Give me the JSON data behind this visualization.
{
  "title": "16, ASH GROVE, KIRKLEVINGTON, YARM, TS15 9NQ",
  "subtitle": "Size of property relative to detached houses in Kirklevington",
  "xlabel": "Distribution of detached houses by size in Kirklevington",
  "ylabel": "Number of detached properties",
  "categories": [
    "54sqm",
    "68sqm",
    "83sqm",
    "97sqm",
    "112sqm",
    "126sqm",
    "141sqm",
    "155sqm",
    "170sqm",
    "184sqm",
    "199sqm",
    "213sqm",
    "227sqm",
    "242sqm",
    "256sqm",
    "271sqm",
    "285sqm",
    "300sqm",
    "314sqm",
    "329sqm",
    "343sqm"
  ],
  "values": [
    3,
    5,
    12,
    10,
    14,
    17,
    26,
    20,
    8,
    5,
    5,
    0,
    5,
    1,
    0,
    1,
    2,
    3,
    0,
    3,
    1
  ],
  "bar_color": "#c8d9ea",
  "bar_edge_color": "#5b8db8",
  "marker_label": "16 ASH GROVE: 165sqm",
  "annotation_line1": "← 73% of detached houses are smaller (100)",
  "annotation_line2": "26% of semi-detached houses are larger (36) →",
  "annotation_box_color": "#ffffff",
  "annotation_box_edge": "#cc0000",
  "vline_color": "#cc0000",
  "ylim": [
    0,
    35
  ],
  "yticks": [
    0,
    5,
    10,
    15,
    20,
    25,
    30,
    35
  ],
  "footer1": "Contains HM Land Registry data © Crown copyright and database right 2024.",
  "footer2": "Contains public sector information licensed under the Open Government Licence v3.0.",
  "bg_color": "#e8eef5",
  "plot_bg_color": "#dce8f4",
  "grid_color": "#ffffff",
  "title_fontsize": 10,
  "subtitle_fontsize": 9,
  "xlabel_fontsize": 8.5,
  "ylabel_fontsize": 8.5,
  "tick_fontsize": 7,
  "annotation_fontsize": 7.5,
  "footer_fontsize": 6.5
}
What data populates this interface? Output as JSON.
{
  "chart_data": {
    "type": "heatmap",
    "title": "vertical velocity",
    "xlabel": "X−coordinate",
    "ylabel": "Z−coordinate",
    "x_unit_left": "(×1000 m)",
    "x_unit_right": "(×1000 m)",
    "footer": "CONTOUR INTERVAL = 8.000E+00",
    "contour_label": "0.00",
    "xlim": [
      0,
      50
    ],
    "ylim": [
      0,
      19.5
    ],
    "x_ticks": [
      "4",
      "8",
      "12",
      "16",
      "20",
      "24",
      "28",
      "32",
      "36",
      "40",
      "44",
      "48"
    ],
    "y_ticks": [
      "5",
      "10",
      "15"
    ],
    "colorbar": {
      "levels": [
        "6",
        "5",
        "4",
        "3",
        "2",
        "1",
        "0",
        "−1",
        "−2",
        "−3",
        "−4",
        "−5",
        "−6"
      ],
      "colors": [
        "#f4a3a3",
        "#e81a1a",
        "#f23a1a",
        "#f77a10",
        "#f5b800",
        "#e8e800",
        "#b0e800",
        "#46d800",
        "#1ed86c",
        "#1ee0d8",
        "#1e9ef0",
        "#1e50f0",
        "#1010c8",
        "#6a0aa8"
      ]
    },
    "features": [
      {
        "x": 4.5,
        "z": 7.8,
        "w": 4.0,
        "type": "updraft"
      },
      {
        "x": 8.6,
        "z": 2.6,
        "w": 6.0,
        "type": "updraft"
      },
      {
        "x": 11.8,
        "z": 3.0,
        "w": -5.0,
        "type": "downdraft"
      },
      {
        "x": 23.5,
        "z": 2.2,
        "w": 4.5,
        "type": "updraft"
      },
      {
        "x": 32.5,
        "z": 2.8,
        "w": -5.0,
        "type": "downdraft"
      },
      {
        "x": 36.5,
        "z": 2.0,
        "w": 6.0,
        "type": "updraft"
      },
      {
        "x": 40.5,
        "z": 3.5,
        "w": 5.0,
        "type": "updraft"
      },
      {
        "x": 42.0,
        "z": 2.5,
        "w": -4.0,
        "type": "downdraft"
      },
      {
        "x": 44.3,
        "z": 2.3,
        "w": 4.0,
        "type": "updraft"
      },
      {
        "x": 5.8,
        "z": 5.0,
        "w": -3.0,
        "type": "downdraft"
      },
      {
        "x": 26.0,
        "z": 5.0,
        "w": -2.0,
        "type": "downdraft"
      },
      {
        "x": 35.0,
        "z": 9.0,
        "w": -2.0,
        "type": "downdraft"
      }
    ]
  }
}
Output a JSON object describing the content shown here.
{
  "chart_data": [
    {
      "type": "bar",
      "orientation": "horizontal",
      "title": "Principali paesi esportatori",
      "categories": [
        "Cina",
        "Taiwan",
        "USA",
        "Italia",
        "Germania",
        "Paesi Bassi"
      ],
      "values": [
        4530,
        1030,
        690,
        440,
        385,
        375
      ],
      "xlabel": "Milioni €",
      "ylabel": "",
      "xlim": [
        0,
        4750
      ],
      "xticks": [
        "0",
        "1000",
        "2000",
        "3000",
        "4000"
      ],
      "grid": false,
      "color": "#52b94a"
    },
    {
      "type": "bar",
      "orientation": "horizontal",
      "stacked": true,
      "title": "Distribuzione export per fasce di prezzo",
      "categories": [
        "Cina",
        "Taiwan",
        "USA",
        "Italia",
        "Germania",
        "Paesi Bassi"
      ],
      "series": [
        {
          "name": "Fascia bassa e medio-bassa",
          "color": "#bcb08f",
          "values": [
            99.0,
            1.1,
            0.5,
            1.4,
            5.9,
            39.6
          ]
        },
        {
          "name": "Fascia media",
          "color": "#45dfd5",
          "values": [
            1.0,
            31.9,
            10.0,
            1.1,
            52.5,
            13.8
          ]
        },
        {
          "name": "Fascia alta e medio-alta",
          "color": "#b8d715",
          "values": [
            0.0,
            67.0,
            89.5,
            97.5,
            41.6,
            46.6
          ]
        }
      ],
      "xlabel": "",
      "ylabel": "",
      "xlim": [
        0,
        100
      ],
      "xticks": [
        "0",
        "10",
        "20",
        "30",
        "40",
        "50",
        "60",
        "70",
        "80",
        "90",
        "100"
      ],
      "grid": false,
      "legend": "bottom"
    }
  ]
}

## Problem description:
Retype the material in full, character for character.

## In response:
Give me the JSON data behind this visualization.
{
  "title": "16, ASH GROVE, KIRKLEVINGTON, YARM, TS15 9NQ",
  "subtitle": "Size of property relative to detached houses in Kirklevington",
  "xlabel": "Distribution of detached houses by size in Kirklevington",
  "ylabel": "Number of detached properties",
  "categories": [
    "54sqm",
    "68sqm",
    "83sqm",
    "97sqm",
    "112sqm",
    "126sqm",
    "141sqm",
    "155sqm",
    "170sqm",
    "184sqm",
    "199sqm",
    "213sqm",
    "227sqm",
    "242sqm",
    "256sqm",
    "271sqm",
    "285sqm",
    "300sqm",
    "314sqm",
    "329sqm",
    "343sqm"
  ],
  "values": [
    3,
    5,
    12,
    10,
    14,
    17,
    26,
    20,
    8,
    5,
    5,
    0,
    5,
    1,
    0,
    1,
    2,
    3,
    0,
    3,
    1
  ],
  "bar_color": "#c8d9ea",
  "bar_edge_color": "#5b8db8",
  "marker_label": "16 ASH GROVE: 165sqm",
  "annotation_line1": "← 73% of detached houses are smaller (100)",
  "annotation_line2": "26% of semi-detached houses are larger (36) →",
  "annotation_box_color": "#ffffff",
  "annotation_box_edge": "#cc0000",
  "vline_color": "#cc0000",
  "ylim": [
    0,
    35
  ],
  "yticks": [
    0,
    5,
    10,
    15,
    20,
    25,
    30,
    35
  ],
  "footer1": "Contains HM Land Registry data © Crown copyright and database right 2024.",
  "footer2": "Contains public sector information licensed under the Open Government Licence v3.0.",
  "bg_color": "#e8eef5",
  "plot_bg_color": "#dce8f4",
  "grid_color": "#ffffff",
  "title_fontsize": 10,
  "subtitle_fontsize": 9,
  "xlabel_fontsize": 8.5,
  "ylabel_fontsize": 8.5,
  "tick_fontsize": 7,
  "annotation_fontsize": 7.5,
  "footer_fontsize": 6.5
}
What data populates this interface? Output as JSON.
{
  "chart_data": {
    "type": "heatmap",
    "title": "vertical velocity",
    "xlabel": "X−coordinate",
    "ylabel": "Z−coordinate",
    "x_unit_left": "(×1000 m)",
    "x_unit_right": "(×1000 m)",
    "footer": "CONTOUR INTERVAL = 8.000E+00",
    "contour_label": "0.00",
    "xlim": [
      0,
      50
    ],
    "ylim": [
      0,
      19.5
    ],
    "x_ticks": [
      "4",
      "8",
      "12",
      "16",
      "20",
      "24",
      "28",
      "32",
      "36",
      "40",
      "44",
      "48"
    ],
    "y_ticks": [
      "5",
      "10",
      "15"
    ],
    "colorbar": {
      "levels": [
        "6",
        "5",
        "4",
        "3",
        "2",
        "1",
        "0",
        "−1",
        "−2",
        "−3",
        "−4",
        "−5",
        "−6"
      ],
      "colors": [
        "#f4a3a3",
        "#e81a1a",
        "#f23a1a",
        "#f77a10",
        "#f5b800",
        "#e8e800",
        "#b0e800",
        "#46d800",
        "#1ed86c",
        "#1ee0d8",
        "#1e9ef0",
        "#1e50f0",
        "#1010c8",
        "#6a0aa8"
      ]
    },
    "features": [
      {
        "x": 4.5,
        "z": 7.8,
        "w": 4.0,
        "type": "updraft"
      },
      {
        "x": 8.6,
        "z": 2.6,
        "w": 6.0,
        "type": "updraft"
      },
      {
        "x": 11.8,
        "z": 3.0,
        "w": -5.0,
        "type": "downdraft"
      },
      {
        "x": 23.5,
        "z": 2.2,
        "w": 4.5,
        "type": "updraft"
      },
      {
        "x": 32.5,
        "z": 2.8,
        "w": -5.0,
        "type": "downdraft"
      },
      {
        "x": 36.5,
        "z": 2.0,
        "w": 6.0,
        "type": "updraft"
      },
      {
        "x": 40.5,
        "z": 3.5,
        "w": 5.0,
        "type": "updraft"
      },
      {
        "x": 42.0,
        "z": 2.5,
        "w": -4.0,
        "type": "downdraft"
      },
      {
        "x": 44.3,
        "z": 2.3,
        "w": 4.0,
        "type": "updraft"
      },
      {
        "x": 5.8,
        "z": 5.0,
        "w": -3.0,
        "type": "downdraft"
      },
      {
        "x": 26.0,
        "z": 5.0,
        "w": -2.0,
        "type": "downdraft"
      },
      {
        "x": 35.0,
        "z": 9.0,
        "w": -2.0,
        "type": "downdraft"
      }
    ]
  }
}
Output a JSON object describing the content shown here.
{
  "chart_data": [
    {
      "type": "bar",
      "orientation": "horizontal",
      "title": "Principali paesi esportatori",
      "categories": [
        "Cina",
        "Taiwan",
        "USA",
        "Italia",
        "Germania",
        "Paesi Bassi"
      ],
      "values": [
        4530,
        1030,
        690,
        440,
        385,
        375
      ],
      "xlabel": "Milioni €",
      "ylabel": "",
      "xlim": [
        0,
        4750
      ],
      "xticks": [
        "0",
        "1000",
        "2000",
        "3000",
        "4000"
      ],
      "grid": false,
      "color": "#52b94a"
    },
    {
      "type": "bar",
      "orientation": "horizontal",
      "stacked": true,
      "title": "Distribuzione export per fasce di prezzo",
      "categories": [
        "Cina",
        "Taiwan",
        "USA",
        "Italia",
        "Germania",
        "Paesi Bassi"
      ],
      "series": [
        {
          "name": "Fascia bassa e medio-bassa",
          "color": "#bcb08f",
          "values": [
            99.0,
            1.1,
            0.5,
            1.4,
            5.9,
            39.6
          ]
        },
        {
          "name": "Fascia media",
          "color": "#45dfd5",
          "values": [
            1.0,
            31.9,
            10.0,
            1.1,
            52.5,
            13.8
          ]
        },
        {
          "name": "Fascia alta e medio-alta",
          "color": "#b8d715",
          "values": [
            0.0,
            67.0,
            89.5,
            97.5,
            41.6,
            46.6
          ]
        }
      ],
      "xlabel": "",
      "ylabel": "",
      "xlim": [
        0,
        100
      ],
      "xticks": [
        "0",
        "10",
        "20",
        "30",
        "40",
        "50",
        "60",
        "70",
        "80",
        "90",
        "100"
      ],
      "grid": false,
      "legend": "bottom"
    }
  ]
}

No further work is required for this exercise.